What the task requires: Your output must consist solely of the lines from the one containing "Transcribe this image's" through the end of the records, reproduced exactly.

Provided information:
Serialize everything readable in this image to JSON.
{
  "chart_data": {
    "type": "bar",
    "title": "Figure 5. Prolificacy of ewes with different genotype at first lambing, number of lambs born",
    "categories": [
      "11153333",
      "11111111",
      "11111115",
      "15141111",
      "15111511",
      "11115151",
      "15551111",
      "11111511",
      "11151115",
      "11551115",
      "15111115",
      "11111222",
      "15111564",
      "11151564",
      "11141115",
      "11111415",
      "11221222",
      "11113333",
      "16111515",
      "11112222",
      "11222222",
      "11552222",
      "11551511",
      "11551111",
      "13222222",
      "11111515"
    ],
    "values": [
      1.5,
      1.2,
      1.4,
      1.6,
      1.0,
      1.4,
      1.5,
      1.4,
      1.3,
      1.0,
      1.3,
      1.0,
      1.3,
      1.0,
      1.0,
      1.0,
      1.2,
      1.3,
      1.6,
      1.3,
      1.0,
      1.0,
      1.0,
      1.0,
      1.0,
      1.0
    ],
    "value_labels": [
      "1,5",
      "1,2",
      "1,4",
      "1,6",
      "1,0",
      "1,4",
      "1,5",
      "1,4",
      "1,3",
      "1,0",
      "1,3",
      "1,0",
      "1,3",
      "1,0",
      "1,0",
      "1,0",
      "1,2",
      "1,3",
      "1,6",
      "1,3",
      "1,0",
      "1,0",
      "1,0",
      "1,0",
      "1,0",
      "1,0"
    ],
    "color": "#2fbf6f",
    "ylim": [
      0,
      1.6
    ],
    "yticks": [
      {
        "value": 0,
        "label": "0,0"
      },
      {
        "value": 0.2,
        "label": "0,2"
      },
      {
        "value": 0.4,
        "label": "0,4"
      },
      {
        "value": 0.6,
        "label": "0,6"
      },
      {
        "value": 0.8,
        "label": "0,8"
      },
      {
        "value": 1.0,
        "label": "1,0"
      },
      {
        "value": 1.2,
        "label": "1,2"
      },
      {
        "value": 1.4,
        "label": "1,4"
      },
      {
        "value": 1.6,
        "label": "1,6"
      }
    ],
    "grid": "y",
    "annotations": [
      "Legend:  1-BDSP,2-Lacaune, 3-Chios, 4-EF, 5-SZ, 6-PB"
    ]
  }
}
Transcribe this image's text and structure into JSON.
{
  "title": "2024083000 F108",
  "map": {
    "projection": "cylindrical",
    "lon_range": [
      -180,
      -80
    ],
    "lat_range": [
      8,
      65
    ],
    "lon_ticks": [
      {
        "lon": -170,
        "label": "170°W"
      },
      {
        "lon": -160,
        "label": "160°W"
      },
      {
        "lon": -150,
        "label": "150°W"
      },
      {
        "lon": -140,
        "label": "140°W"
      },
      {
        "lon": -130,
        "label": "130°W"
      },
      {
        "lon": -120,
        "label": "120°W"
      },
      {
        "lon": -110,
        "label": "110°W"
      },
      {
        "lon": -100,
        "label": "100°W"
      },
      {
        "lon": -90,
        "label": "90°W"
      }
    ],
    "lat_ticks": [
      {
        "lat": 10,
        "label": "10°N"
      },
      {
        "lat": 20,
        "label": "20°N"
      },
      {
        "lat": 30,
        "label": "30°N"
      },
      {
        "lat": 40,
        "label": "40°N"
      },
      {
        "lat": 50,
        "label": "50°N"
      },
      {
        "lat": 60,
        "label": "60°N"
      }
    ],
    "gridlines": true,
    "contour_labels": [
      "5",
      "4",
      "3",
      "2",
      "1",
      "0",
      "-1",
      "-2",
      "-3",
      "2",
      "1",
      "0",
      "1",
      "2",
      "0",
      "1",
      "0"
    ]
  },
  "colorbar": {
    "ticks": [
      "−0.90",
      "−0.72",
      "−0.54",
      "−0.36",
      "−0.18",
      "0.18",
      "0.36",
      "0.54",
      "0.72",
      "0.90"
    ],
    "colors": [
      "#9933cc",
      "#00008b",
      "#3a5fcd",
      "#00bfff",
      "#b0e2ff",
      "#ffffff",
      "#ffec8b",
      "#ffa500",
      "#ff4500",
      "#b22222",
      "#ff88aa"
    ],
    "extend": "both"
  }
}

Solution for this exercise:
Transcribe this image's text and structure into JSON.
{
  "title": "2024083000 F108",
  "map": {
    "projection": "cylindrical",
    "lon_range": [
      -180,
      -80
    ],
    "lat_range": [
      8,
      65
    ],
    "lon_ticks": [
      {
        "lon": -170,
        "label": "170°W"
      },
      {
        "lon": -160,
        "label": "160°W"
      },
      {
        "lon": -150,
        "label": "150°W"
      },
      {
        "lon": -140,
        "label": "140°W"
      },
      {
        "lon": -130,
        "label": "130°W"
      },
      {
        "lon": -120,
        "label": "120°W"
      },
      {
        "lon": -110,
        "label": "110°W"
      },
      {
        "lon": -100,
        "label": "100°W"
      },
      {
        "lon": -90,
        "label": "90°W"
      }
    ],
    "lat_ticks": [
      {
        "lat": 10,
        "label": "10°N"
      },
      {
        "lat": 20,
        "label": "20°N"
      },
      {
        "lat": 30,
        "label": "30°N"
      },
      {
        "lat": 40,
        "label": "40°N"
      },
      {
        "lat": 50,
        "label": "50°N"
      },
      {
        "lat": 60,
        "label": "60°N"
      }
    ],
    "gridlines": true,
    "contour_labels": [
      "5",
      "4",
      "3",
      "2",
      "1",
      "0",
      "-1",
      "-2",
      "-3",
      "2",
      "1",
      "0",
      "1",
      "2",
      "0",
      "1",
      "0"
    ]
  },
  "colorbar": {
    "ticks": [
      "−0.90",
      "−0.72",
      "−0.54",
      "−0.36",
      "−0.18",
      "0.18",
      "0.36",
      "0.54",
      "0.72",
      "0.90"
    ],
    "colors": [
      "#9933cc",
      "#00008b",
      "#3a5fcd",
      "#00bfff",
      "#b0e2ff",
      "#ffffff",
      "#ffec8b",
      "#ffa500",
      "#ff4500",
      "#b22222",
      "#ff88aa"
    ],
    "extend": "both"
  }
}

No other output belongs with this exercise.